# Data for this task start
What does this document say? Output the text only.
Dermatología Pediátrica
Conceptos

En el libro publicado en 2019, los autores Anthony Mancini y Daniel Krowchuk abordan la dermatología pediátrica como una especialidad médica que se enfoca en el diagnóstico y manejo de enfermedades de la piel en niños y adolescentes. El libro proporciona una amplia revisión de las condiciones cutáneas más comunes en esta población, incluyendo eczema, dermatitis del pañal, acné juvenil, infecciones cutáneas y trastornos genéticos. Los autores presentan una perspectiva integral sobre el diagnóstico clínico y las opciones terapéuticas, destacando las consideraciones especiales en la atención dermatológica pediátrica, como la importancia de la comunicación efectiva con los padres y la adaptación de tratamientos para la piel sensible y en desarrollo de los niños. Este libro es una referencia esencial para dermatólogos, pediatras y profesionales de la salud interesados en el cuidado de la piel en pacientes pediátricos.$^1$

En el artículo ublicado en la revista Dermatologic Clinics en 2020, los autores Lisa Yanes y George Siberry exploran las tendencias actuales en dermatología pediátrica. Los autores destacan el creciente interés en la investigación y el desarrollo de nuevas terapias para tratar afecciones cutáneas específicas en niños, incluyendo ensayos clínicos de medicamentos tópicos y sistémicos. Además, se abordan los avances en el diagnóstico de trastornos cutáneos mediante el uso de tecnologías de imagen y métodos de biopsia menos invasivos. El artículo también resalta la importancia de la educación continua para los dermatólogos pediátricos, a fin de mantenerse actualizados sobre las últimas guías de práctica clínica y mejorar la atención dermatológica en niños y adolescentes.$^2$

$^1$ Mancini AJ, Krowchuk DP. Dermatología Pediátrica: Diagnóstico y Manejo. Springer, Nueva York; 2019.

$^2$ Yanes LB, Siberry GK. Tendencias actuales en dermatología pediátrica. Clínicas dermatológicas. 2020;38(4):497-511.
# Data for this task end
_Exercise task_
Please reproduce all of the entries exactly as they stand.

_Exercise solution_
What does this document say? Output the text only.
Dermatología Pediátrica
Conceptos

En el libro publicado en 2019, los autores Anthony Mancini y Daniel Krowchuk abordan la dermatología pediátrica como una especialidad médica que se enfoca en el diagnóstico y manejo de enfermedades de la piel en niños y adolescentes. El libro proporciona una amplia revisión de las condiciones cutáneas más comunes en esta población, incluyendo eczema, dermatitis del pañal, acné juvenil, infecciones cutáneas y trastornos genéticos. Los autores presentan una perspectiva integral sobre el diagnóstico clínico y las opciones terapéuticas, destacando las consideraciones especiales en la atención dermatológica pediátrica, como la importancia de la comunicación efectiva con los padres y la adaptación de tratamientos para la piel sensible y en desarrollo de los niños. Este libro es una referencia esencial para dermatólogos, pediatras y profesionales de la salud interesados en el cuidado de la piel en pacientes pediátricos.$^1$

En el artículo ublicado en la revista Dermatologic Clinics en 2020, los autores Lisa Yanes y George Siberry exploran las tendencias actuales en dermatología pediátrica. Los autores destacan el creciente interés en la investigación y el desarrollo de nuevas terapias para tratar afecciones cutáneas específicas en niños, incluyendo ensayos clínicos de medicamentos tópicos y sistémicos. Además, se abordan los avances en el diagnóstico de trastornos cutáneos mediante el uso de tecnologías de imagen y métodos de biopsia menos invasivos. El artículo también resalta la importancia de la educación continua para los dermatólogos pediátricos, a fin de mantenerse actualizados sobre las últimas guías de práctica clínica y mejorar la atención dermatológica en niños y adolescentes.$^2$

$^1$ Mancini AJ, Krowchuk DP. Dermatología Pediátrica: Diagnóstico y Manejo. Springer, Nueva York; 2019.

$^2$ Yanes LB, Siberry GK. Tendencias actuales en dermatología pediátrica. Clínicas dermatológicas. 2020;38(4):497-511.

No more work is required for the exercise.